▶ Task input:
**********

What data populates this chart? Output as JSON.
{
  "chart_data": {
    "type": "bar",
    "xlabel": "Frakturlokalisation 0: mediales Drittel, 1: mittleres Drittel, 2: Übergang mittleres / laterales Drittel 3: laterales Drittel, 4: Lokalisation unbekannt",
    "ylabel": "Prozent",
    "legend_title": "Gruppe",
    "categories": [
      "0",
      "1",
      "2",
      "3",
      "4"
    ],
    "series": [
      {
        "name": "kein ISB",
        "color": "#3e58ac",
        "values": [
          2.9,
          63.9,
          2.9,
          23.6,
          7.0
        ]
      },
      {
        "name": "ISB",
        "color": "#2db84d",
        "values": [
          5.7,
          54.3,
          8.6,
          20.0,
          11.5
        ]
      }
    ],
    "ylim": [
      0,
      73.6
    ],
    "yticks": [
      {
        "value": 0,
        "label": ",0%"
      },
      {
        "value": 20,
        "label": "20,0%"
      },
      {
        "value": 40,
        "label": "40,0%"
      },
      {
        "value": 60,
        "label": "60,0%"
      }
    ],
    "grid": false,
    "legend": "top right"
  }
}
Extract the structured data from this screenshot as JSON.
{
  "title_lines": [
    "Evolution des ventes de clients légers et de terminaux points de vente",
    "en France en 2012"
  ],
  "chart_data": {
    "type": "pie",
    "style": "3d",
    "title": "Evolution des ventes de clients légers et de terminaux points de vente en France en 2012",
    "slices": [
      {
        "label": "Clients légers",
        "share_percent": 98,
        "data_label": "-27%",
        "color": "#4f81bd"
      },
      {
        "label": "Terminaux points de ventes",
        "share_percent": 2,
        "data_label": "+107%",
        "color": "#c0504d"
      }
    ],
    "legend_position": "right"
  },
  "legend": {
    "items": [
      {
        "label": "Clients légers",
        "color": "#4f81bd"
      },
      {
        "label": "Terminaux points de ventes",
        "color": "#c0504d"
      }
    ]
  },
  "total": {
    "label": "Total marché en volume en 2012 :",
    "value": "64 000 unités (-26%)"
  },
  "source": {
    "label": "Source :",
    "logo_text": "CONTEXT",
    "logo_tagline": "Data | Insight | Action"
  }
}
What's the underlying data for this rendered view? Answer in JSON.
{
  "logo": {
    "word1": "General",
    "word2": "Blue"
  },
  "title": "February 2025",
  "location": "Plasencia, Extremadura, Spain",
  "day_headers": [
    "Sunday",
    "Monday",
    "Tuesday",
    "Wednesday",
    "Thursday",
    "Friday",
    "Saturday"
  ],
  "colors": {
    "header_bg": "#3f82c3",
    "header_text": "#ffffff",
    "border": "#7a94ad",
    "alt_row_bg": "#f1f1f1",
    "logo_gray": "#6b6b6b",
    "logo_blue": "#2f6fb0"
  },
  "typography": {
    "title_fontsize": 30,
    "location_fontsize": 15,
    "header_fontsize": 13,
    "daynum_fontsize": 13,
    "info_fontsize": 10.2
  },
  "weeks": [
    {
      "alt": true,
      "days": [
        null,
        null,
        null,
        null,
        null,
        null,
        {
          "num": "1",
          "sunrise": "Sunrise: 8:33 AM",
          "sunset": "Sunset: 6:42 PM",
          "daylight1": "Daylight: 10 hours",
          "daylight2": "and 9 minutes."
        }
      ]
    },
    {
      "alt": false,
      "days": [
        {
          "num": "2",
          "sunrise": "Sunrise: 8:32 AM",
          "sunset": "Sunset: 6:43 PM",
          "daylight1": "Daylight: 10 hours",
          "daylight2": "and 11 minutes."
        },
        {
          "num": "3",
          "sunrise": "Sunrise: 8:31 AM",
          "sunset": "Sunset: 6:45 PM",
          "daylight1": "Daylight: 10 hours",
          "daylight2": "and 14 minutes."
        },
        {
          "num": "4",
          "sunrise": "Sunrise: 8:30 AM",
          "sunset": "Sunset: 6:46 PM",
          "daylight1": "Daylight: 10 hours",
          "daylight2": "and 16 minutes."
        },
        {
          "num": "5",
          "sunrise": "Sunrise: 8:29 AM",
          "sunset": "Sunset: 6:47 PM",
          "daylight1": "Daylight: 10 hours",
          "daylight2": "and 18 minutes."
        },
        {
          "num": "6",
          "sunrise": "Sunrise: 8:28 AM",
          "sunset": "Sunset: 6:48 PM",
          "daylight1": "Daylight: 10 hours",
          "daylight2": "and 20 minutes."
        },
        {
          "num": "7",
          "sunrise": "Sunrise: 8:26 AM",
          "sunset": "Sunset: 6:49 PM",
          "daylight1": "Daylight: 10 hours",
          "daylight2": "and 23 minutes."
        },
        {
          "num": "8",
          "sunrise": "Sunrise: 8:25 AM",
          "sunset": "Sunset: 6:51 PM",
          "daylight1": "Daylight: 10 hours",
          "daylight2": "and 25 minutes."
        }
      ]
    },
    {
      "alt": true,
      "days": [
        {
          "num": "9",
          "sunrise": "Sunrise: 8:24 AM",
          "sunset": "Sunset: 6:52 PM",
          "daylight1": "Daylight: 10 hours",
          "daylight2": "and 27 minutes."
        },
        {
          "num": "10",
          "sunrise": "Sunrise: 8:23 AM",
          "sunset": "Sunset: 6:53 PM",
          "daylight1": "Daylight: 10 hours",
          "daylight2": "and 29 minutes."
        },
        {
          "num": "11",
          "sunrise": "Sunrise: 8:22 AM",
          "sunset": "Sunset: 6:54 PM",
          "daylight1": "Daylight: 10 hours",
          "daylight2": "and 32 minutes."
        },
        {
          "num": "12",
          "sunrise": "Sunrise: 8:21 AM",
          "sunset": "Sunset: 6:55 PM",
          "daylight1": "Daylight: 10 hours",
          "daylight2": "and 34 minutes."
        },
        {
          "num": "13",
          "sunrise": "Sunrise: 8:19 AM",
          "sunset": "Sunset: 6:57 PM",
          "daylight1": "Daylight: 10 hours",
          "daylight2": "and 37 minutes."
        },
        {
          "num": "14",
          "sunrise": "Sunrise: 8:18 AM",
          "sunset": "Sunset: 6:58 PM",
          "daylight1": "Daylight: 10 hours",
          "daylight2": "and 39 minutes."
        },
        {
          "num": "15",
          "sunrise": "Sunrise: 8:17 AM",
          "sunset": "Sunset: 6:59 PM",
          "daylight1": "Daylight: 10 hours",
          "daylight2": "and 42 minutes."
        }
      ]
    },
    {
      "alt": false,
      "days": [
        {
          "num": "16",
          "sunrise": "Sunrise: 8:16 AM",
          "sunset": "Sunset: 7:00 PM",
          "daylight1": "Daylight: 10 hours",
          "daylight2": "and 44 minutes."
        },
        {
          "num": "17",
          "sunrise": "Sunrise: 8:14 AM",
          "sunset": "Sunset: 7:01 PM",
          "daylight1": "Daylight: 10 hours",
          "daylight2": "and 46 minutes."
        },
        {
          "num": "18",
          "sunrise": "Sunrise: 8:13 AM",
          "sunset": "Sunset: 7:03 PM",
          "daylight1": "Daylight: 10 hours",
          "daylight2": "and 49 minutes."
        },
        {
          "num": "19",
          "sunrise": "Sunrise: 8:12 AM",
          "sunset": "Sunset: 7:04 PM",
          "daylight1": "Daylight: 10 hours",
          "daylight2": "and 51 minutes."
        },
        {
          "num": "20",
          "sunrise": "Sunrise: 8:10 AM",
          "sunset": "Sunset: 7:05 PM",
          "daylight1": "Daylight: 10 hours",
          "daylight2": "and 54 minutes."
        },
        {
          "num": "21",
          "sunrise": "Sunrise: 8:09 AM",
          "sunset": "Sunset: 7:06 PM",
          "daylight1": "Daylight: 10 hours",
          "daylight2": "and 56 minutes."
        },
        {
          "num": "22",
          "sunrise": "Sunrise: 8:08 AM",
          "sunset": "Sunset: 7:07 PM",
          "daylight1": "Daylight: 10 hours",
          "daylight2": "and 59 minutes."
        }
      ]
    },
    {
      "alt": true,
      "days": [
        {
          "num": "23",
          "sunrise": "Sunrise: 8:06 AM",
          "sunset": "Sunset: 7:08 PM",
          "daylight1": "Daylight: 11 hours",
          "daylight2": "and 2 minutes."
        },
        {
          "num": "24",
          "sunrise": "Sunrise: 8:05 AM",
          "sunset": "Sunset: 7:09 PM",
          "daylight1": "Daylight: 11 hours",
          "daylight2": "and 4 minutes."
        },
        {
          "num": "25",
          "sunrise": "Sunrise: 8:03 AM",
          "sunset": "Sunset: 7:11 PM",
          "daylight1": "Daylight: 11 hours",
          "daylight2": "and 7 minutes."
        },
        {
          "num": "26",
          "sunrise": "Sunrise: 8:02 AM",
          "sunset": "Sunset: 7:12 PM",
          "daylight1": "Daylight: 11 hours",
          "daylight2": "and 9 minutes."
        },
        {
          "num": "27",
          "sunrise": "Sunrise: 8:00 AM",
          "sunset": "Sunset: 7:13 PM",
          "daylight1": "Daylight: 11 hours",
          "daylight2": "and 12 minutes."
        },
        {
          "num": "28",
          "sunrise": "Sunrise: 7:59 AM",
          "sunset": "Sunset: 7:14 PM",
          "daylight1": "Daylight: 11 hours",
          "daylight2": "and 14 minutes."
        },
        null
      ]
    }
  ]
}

**********

Write out every line of the listing that holds the word "ventes".

    "Evolution des ventes de clients légers et de terminaux points de vente",
    "title": "Evolution des ventes de clients légers et de terminaux points de vente en France en 2012",
        "label": "Terminaux points de ventes",
        "label": "Terminaux points de ventes",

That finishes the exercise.